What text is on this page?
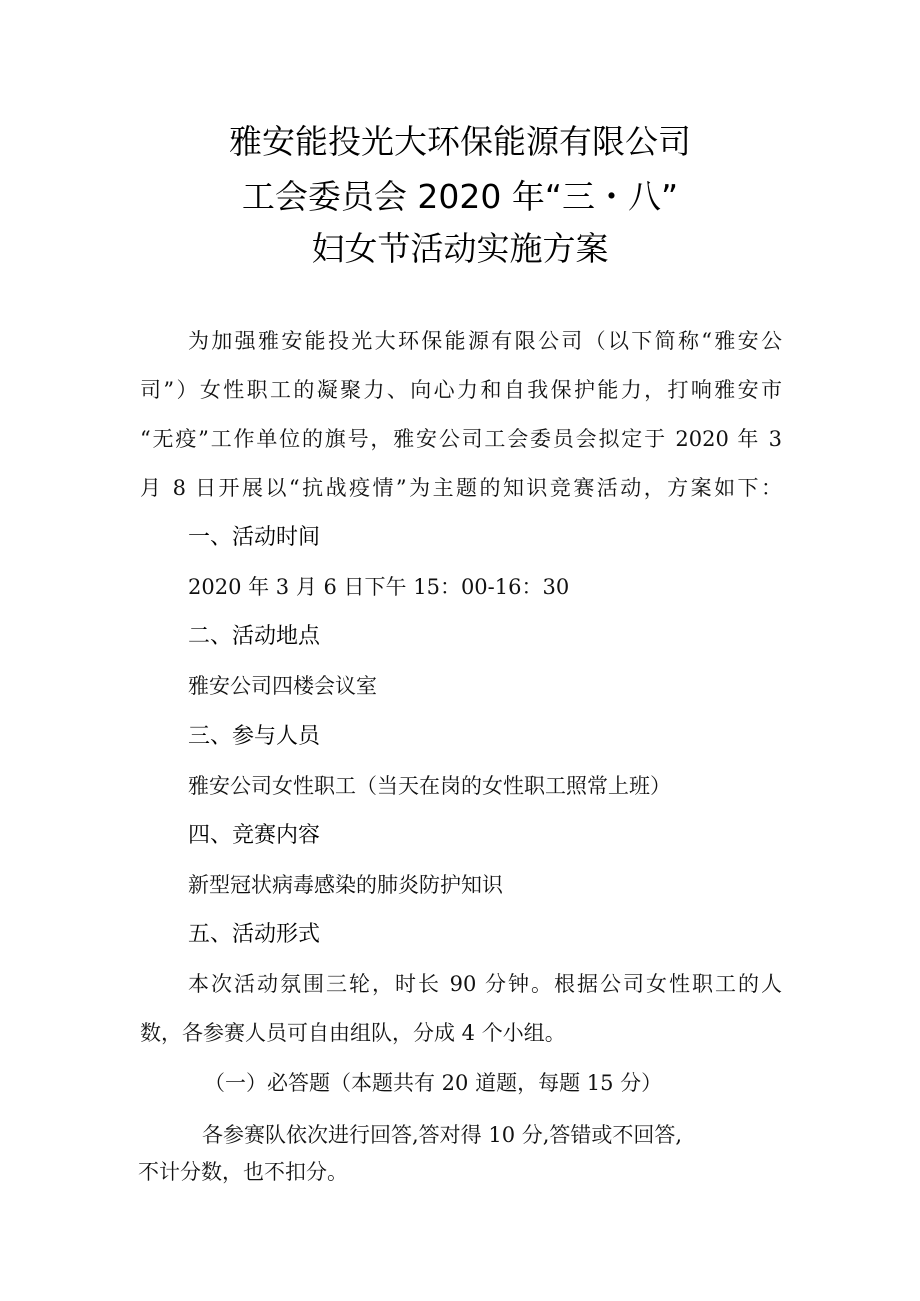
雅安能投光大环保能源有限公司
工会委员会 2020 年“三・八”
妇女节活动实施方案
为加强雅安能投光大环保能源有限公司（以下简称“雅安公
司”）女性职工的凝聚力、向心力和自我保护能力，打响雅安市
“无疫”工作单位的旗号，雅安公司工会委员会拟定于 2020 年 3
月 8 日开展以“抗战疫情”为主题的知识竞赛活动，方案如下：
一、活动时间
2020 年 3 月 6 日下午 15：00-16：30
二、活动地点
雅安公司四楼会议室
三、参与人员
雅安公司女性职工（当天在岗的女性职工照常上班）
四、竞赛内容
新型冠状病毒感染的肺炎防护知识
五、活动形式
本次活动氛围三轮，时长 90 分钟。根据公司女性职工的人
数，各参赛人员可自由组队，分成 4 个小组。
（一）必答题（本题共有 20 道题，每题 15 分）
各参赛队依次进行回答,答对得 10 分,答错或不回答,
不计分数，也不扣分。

_ _ _ _ _ _ _

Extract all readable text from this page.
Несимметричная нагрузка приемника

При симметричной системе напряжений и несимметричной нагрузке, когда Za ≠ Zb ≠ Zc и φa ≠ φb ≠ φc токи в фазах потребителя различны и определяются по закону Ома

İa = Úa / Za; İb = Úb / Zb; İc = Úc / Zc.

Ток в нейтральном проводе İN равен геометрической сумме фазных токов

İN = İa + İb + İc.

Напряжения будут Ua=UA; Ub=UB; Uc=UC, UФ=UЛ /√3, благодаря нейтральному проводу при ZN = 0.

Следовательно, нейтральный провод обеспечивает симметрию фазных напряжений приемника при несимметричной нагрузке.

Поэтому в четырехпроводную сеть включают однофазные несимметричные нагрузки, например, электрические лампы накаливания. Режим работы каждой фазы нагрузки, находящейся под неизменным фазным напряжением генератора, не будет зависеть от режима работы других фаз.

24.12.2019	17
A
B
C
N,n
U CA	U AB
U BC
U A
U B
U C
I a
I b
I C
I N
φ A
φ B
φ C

_ _ _ _ _ _ _

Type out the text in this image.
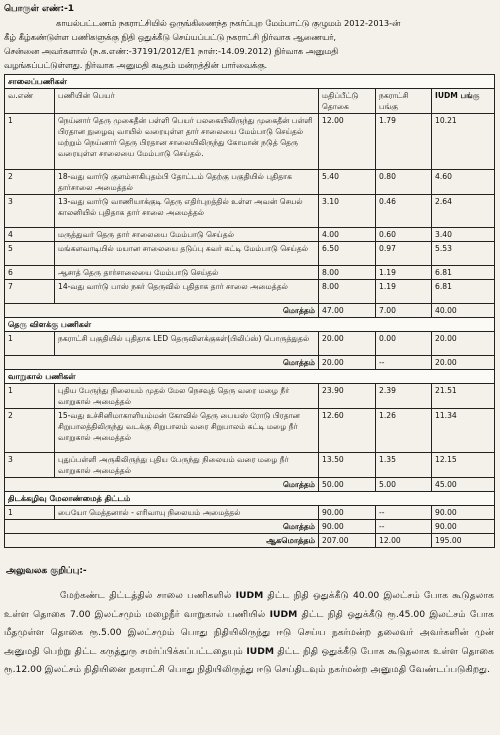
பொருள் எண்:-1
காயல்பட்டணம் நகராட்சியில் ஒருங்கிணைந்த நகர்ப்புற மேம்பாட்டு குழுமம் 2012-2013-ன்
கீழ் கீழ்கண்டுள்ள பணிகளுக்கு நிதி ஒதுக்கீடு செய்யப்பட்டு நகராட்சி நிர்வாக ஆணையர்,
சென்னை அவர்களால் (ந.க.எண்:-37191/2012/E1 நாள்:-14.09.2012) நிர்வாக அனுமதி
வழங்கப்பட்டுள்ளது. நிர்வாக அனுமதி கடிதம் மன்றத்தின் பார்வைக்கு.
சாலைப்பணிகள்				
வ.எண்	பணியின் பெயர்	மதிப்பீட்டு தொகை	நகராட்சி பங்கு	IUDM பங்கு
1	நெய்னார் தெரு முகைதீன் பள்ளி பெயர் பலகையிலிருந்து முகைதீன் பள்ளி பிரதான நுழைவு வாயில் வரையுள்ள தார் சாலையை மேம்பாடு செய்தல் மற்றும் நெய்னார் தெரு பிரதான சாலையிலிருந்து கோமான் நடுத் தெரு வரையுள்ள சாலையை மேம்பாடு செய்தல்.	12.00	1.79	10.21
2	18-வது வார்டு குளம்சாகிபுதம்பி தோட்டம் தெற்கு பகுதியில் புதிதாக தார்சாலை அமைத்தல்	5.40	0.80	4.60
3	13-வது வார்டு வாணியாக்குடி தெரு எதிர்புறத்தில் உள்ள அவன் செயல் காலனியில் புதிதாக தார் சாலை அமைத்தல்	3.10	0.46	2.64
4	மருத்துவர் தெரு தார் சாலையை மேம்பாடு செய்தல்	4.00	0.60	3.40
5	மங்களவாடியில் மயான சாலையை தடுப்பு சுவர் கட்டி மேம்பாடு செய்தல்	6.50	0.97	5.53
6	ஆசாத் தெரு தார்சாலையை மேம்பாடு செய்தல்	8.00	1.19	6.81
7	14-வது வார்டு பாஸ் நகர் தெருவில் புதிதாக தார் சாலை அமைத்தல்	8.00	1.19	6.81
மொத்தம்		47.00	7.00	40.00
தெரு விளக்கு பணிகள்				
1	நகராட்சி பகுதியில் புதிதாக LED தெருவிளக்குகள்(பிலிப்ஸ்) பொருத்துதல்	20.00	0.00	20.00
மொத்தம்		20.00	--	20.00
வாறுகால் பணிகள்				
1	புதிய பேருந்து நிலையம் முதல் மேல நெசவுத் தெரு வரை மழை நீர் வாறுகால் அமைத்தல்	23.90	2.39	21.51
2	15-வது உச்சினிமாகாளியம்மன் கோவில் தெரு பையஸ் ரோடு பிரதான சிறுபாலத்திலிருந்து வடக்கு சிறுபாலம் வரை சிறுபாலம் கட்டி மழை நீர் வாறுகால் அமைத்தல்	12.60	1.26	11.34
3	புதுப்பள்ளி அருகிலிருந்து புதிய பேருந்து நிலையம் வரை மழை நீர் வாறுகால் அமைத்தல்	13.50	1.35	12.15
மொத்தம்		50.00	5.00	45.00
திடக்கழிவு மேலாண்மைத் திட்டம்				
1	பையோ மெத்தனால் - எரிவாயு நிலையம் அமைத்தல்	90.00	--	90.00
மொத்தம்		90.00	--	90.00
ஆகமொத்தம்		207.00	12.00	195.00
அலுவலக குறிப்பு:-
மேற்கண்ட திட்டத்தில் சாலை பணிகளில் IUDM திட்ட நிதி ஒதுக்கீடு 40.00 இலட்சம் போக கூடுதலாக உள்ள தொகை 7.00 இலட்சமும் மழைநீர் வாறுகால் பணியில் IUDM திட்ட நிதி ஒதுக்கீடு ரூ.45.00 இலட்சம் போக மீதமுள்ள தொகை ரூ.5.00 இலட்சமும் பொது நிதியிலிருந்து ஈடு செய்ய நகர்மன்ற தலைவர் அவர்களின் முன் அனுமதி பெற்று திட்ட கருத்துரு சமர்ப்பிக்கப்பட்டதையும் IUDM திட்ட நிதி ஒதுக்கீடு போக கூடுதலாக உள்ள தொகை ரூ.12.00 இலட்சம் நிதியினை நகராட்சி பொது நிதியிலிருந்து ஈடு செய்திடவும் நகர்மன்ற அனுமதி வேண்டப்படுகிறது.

_ _ _ _ _ _ _

> _WHAT IS EXPECTED_: Which lines hold the word "напряжений"? Return all of them from the records above.

> _SOLUTION TO THE EXERCISE_:
При симметричной системе напряжений и несимметричной нагрузке, когда Za ≠ Zb ≠ Zc и φa ≠ φb ≠ φc токи в фазах потребителя различны и определяются по закону Ома
Следовательно, нейтральный провод обеспечивает симметрию фазных напряжений приемника при несимметричной нагрузке.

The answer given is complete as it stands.